====== Material shown

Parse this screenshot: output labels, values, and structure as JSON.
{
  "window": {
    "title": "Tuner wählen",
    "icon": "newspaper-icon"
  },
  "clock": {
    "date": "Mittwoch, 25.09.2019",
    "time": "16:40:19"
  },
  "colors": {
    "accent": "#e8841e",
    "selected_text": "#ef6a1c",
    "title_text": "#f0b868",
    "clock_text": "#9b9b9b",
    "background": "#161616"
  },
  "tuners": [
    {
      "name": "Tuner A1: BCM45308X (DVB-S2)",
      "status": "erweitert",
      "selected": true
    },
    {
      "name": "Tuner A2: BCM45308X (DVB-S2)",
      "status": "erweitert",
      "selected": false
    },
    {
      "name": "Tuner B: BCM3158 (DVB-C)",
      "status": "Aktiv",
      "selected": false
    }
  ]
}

============

● **The request**
Return each entry from the material above exactly as it appears.

● **Final answer**
Parse this screenshot: output labels, values, and structure as JSON.
{
  "window": {
    "title": "Tuner wählen",
    "icon": "newspaper-icon"
  },
  "clock": {
    "date": "Mittwoch, 25.09.2019",
    "time": "16:40:19"
  },
  "colors": {
    "accent": "#e8841e",
    "selected_text": "#ef6a1c",
    "title_text": "#f0b868",
    "clock_text": "#9b9b9b",
    "background": "#161616"
  },
  "tuners": [
    {
      "name": "Tuner A1: BCM45308X (DVB-S2)",
      "status": "erweitert",
      "selected": true
    },
    {
      "name": "Tuner A2: BCM45308X (DVB-S2)",
      "status": "erweitert",
      "selected": false
    },
    {
      "name": "Tuner B: BCM3158 (DVB-C)",
      "status": "Aktiv",
      "selected": false
    }
  ]
}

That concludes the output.